▸ **MATERIAL FOR THIS TASK**
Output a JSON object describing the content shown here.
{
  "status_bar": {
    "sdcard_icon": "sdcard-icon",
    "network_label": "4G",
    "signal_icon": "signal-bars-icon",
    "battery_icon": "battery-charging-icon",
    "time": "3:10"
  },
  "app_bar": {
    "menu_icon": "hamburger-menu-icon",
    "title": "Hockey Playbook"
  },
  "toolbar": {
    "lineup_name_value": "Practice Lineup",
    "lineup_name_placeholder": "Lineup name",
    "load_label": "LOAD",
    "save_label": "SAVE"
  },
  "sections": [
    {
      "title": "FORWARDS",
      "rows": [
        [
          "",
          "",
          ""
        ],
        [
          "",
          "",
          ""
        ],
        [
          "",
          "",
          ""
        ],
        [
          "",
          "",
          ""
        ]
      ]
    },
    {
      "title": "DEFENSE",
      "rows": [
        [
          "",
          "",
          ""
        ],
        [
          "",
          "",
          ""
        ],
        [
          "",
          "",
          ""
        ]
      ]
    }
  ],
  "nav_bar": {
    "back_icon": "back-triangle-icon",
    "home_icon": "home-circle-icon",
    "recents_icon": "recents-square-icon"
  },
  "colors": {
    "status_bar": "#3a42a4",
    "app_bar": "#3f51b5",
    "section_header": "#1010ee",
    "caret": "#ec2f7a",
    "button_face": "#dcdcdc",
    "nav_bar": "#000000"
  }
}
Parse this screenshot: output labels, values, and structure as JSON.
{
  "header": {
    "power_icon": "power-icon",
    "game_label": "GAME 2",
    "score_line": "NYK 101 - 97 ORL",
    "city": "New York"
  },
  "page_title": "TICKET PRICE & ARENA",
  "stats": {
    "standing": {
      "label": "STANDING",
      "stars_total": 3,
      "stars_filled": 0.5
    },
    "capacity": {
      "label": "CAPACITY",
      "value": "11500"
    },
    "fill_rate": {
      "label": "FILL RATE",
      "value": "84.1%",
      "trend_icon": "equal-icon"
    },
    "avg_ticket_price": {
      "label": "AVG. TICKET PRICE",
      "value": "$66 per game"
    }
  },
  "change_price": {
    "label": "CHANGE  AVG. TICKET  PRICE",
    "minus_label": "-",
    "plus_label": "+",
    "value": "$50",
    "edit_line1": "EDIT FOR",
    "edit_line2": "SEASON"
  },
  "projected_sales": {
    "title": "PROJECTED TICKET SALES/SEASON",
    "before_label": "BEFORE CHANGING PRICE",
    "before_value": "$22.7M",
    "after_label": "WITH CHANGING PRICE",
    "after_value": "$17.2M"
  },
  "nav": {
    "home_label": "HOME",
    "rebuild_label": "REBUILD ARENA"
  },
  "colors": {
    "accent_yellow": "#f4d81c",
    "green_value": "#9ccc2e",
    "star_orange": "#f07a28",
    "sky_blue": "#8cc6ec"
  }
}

▸ **WHAT TO PRODUCE**
Pick every line with "icon" in it and copy it.

▸ **RESULT FOR THIS EXERCISE**
    "sdcard_icon": "sdcard-icon",
    "signal_icon": "signal-bars-icon",
    "battery_icon": "battery-charging-icon",
    "menu_icon": "hamburger-menu-icon",
    "back_icon": "back-triangle-icon",
    "home_icon": "home-circle-icon",
    "recents_icon": "recents-square-icon"
    "power_icon": "power-icon",
      "trend_icon": "equal-icon"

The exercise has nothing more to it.